■ **EXERCISE**:
Locate every line that holds the string "两只老虎" and copy it.

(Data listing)
- - - - -
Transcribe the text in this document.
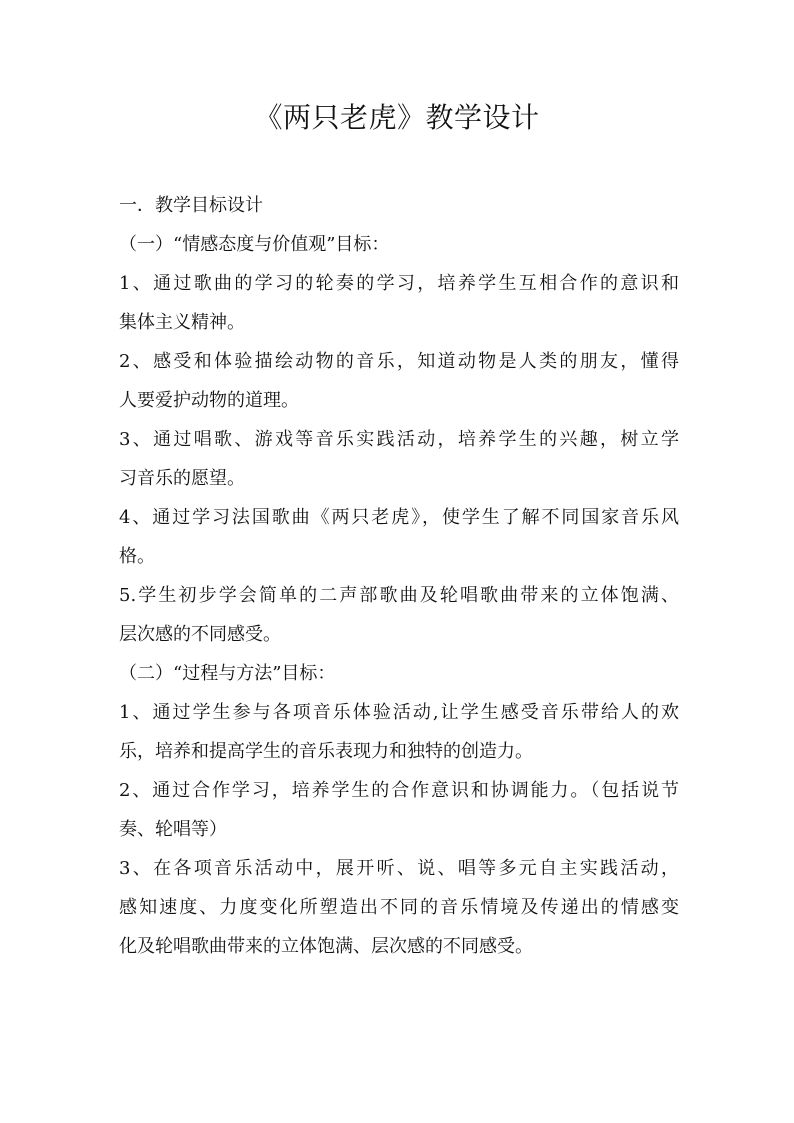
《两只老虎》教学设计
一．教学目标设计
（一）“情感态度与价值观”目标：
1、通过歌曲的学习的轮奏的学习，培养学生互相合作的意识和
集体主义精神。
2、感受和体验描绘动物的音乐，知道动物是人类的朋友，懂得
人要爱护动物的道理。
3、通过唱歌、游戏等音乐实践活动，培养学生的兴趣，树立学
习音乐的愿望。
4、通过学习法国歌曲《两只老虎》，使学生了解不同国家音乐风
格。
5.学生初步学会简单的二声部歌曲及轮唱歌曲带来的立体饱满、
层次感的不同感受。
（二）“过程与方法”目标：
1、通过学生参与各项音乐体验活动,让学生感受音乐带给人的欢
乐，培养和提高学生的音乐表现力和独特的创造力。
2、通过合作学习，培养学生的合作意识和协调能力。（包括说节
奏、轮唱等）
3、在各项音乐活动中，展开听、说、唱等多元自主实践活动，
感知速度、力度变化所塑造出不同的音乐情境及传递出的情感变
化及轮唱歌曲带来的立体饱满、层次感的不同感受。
- - - - -
■ **RESULT**:
《两只老虎》教学设计
4、通过学习法国歌曲《两只老虎》，使学生了解不同国家音乐风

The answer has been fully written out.